- MATERIAL TO PROCESS:
^^^^
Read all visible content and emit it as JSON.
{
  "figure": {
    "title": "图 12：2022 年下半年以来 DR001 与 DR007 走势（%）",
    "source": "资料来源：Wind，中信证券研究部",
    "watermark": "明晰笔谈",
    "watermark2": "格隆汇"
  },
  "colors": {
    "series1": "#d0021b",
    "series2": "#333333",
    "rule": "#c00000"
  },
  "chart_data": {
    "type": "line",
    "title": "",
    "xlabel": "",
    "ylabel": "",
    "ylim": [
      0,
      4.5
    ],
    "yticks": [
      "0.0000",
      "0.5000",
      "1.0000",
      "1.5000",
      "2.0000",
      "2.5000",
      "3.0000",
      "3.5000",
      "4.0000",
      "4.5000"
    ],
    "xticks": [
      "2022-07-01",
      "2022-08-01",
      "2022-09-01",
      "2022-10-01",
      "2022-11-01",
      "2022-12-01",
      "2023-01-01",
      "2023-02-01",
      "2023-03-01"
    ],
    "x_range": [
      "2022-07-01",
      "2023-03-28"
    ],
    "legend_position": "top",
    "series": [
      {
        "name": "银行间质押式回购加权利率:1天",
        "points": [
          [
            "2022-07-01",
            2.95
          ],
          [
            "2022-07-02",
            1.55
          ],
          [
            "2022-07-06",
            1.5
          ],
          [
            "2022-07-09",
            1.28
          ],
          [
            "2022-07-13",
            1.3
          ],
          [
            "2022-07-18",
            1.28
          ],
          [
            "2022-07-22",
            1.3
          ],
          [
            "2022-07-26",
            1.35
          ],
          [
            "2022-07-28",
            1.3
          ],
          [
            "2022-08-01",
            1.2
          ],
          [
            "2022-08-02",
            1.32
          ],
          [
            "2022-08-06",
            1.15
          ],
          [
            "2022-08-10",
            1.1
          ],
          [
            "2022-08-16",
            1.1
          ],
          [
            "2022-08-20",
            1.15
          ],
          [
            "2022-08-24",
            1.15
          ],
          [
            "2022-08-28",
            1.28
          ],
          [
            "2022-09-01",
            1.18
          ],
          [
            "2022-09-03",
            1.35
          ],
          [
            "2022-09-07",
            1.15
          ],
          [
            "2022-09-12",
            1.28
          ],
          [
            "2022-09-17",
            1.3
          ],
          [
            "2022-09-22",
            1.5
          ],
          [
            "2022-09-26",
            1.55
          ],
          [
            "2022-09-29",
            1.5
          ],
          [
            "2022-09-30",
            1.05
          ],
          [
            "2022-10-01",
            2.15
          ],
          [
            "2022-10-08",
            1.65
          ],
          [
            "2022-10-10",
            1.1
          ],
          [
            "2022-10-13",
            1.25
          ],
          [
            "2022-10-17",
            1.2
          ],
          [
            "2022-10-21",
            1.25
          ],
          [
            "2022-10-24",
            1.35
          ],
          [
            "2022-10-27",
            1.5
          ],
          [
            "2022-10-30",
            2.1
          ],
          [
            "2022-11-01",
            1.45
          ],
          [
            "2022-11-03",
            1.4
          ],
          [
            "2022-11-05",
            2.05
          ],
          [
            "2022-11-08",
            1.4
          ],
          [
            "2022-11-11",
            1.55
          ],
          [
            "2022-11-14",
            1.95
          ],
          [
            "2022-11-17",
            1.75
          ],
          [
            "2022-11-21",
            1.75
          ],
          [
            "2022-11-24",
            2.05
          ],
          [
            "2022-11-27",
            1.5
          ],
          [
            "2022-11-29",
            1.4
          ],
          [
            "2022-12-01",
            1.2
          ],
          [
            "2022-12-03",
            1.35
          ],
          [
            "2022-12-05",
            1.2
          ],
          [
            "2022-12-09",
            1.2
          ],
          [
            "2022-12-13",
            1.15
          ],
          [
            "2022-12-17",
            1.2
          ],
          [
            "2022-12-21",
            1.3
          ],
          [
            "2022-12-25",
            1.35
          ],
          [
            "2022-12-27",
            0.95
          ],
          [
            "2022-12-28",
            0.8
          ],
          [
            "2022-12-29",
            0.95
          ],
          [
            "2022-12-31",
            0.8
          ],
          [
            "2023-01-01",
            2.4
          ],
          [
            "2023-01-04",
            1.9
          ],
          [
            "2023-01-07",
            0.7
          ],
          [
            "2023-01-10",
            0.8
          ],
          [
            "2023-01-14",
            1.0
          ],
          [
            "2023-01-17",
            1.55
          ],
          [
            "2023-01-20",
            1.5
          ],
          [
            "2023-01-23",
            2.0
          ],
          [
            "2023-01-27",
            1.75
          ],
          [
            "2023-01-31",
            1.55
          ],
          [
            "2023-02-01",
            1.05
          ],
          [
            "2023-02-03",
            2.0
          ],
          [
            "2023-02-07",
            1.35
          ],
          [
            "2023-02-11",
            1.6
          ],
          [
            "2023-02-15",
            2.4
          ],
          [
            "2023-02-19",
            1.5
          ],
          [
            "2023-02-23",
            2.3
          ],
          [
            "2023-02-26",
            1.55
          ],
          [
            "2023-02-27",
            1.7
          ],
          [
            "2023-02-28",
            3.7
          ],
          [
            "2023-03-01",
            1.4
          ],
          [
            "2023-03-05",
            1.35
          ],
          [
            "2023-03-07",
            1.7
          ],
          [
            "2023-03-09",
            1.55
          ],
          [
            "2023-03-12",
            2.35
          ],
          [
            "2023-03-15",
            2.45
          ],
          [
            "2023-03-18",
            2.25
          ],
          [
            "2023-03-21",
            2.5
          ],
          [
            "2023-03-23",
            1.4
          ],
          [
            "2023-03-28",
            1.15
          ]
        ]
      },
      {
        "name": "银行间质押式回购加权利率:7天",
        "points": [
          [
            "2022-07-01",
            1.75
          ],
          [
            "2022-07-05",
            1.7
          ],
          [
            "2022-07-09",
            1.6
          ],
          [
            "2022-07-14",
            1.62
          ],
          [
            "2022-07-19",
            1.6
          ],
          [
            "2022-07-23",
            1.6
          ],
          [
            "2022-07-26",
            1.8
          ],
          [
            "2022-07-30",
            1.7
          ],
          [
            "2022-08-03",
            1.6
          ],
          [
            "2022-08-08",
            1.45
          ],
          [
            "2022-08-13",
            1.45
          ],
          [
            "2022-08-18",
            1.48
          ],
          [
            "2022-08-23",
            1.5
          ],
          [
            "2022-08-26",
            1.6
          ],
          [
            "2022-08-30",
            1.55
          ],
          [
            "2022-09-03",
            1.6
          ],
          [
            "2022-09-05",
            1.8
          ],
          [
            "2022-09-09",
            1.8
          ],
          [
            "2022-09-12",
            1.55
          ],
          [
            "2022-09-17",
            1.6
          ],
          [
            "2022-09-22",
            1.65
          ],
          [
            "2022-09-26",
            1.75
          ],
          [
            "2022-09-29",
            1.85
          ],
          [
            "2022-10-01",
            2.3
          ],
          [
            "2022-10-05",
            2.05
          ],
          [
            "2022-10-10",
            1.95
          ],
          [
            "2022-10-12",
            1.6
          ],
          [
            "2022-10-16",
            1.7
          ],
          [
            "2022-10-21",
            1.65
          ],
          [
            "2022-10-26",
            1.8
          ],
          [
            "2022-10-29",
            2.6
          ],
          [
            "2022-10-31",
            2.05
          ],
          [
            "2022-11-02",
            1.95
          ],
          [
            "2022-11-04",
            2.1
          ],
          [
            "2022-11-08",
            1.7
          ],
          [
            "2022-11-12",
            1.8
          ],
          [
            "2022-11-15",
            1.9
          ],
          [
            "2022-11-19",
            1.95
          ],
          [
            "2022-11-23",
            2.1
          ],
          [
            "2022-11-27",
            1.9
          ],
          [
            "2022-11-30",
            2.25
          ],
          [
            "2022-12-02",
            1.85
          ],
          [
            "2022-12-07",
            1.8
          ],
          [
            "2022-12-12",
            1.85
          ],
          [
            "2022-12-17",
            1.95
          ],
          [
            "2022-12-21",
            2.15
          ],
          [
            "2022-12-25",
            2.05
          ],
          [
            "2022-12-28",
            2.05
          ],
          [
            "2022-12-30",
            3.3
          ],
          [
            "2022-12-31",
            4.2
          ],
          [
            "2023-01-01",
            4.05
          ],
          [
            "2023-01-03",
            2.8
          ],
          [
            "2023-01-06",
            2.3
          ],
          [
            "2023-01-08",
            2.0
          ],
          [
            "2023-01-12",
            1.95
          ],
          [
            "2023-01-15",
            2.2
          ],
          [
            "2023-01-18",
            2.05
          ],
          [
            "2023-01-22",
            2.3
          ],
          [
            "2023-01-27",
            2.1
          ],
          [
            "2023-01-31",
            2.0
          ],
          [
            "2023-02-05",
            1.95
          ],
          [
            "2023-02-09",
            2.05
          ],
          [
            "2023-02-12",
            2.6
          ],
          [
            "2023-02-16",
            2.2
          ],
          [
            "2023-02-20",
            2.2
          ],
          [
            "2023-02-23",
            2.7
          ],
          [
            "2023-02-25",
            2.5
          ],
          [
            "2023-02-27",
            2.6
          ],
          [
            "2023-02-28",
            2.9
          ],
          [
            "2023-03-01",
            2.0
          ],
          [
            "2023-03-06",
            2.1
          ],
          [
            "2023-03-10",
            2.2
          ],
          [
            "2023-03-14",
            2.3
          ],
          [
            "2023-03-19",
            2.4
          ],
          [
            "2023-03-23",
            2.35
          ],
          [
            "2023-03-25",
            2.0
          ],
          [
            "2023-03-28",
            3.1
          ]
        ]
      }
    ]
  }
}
^^^^
- WHAT YOU HAVE TO DO: Scan the entries above for the word "name" and collect each line holding it.

- SOLUTION TO THIS PROBLEM:
        "name": "银行间质押式回购加权利率:1天",
        "name": "银行间质押式回购加权利率:7天",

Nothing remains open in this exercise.